— start Source material —

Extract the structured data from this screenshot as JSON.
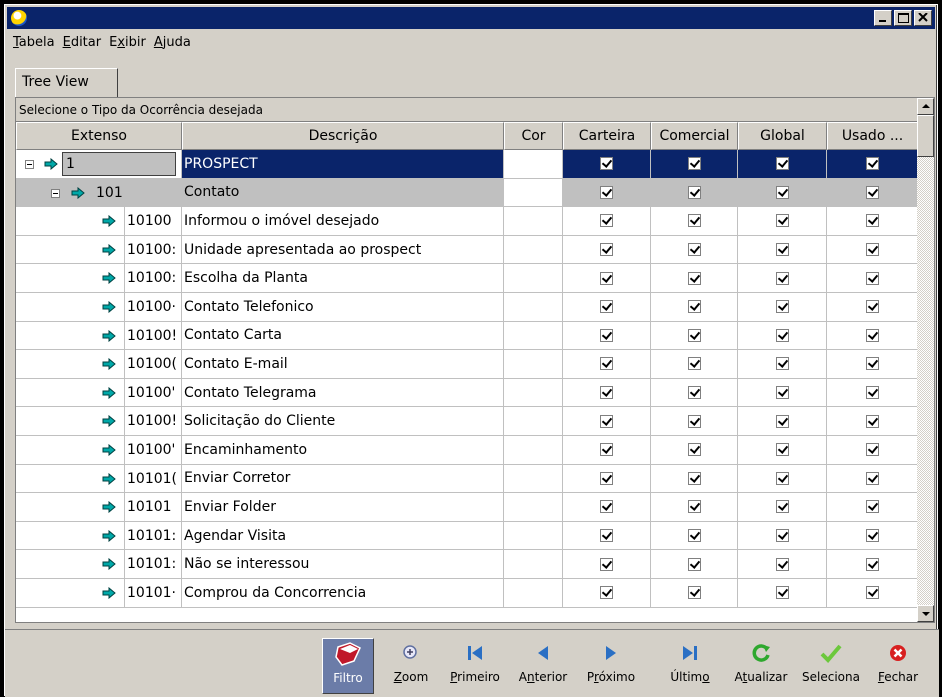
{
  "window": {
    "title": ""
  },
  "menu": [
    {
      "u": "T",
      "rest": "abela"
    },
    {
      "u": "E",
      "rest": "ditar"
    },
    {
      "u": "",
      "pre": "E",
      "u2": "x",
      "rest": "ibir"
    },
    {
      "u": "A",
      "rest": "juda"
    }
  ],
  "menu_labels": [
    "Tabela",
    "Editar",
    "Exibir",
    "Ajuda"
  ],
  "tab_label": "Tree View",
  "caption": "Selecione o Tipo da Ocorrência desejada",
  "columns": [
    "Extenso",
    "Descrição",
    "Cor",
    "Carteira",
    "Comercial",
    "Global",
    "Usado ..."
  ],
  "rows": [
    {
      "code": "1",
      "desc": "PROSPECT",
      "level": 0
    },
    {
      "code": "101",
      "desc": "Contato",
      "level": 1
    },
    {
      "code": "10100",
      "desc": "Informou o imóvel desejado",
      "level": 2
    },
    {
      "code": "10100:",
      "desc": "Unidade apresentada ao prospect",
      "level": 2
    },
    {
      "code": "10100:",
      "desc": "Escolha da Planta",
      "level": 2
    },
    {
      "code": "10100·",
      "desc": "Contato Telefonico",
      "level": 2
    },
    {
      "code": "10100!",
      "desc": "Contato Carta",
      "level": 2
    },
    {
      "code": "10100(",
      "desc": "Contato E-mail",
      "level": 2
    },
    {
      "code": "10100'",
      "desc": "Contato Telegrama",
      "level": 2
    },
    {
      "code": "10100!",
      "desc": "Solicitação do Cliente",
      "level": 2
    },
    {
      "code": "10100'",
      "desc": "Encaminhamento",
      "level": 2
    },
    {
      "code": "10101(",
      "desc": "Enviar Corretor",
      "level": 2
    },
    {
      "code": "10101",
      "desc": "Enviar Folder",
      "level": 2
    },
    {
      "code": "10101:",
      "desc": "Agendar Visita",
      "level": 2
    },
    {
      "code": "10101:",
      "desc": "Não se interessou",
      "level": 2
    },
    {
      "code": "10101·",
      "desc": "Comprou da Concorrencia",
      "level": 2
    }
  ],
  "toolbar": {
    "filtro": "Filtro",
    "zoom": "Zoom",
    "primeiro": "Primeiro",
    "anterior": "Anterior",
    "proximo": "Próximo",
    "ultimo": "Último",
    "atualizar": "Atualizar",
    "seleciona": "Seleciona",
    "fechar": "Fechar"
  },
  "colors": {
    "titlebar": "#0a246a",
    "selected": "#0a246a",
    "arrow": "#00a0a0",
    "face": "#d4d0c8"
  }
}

— end Source material —

Short task => Transcribe all of the material exactly, leaving out whatever pictures it contains.

Response to this task =>
Extract the structured data from this screenshot as JSON.
{
  "window": {
    "title": ""
  },
  "menu": [
    {
      "u": "T",
      "rest": "abela"
    },
    {
      "u": "E",
      "rest": "ditar"
    },
    {
      "u": "",
      "pre": "E",
      "u2": "x",
      "rest": "ibir"
    },
    {
      "u": "A",
      "rest": "juda"
    }
  ],
  "menu_labels": [
    "Tabela",
    "Editar",
    "Exibir",
    "Ajuda"
  ],
  "tab_label": "Tree View",
  "caption": "Selecione o Tipo da Ocorrência desejada",
  "columns": [
    "Extenso",
    "Descrição",
    "Cor",
    "Carteira",
    "Comercial",
    "Global",
    "Usado ..."
  ],
  "rows": [
    {
      "code": "1",
      "desc": "PROSPECT",
      "level": 0
    },
    {
      "code": "101",
      "desc": "Contato",
      "level": 1
    },
    {
      "code": "10100",
      "desc": "Informou o imóvel desejado",
      "level": 2
    },
    {
      "code": "10100:",
      "desc": "Unidade apresentada ao prospect",
      "level": 2
    },
    {
      "code": "10100:",
      "desc": "Escolha da Planta",
      "level": 2
    },
    {
      "code": "10100·",
      "desc": "Contato Telefonico",
      "level": 2
    },
    {
      "code": "10100!",
      "desc": "Contato Carta",
      "level": 2
    },
    {
      "code": "10100(",
      "desc": "Contato E-mail",
      "level": 2
    },
    {
      "code": "10100'",
      "desc": "Contato Telegrama",
      "level": 2
    },
    {
      "code": "10100!",
      "desc": "Solicitação do Cliente",
      "level": 2
    },
    {
      "code": "10100'",
      "desc": "Encaminhamento",
      "level": 2
    },
    {
      "code": "10101(",
      "desc": "Enviar Corretor",
      "level": 2
    },
    {
      "code": "10101",
      "desc": "Enviar Folder",
      "level": 2
    },
    {
      "code": "10101:",
      "desc": "Agendar Visita",
      "level": 2
    },
    {
      "code": "10101:",
      "desc": "Não se interessou",
      "level": 2
    },
    {
      "code": "10101·",
      "desc": "Comprou da Concorrencia",
      "level": 2
    }
  ],
  "toolbar": {
    "filtro": "Filtro",
    "zoom": "Zoom",
    "primeiro": "Primeiro",
    "anterior": "Anterior",
    "proximo": "Próximo",
    "ultimo": "Último",
    "atualizar": "Atualizar",
    "seleciona": "Seleciona",
    "fechar": "Fechar"
  },
  "colors": {
    "titlebar": "#0a246a",
    "selected": "#0a246a",
    "arrow": "#00a0a0",
    "face": "#d4d0c8"
  }
}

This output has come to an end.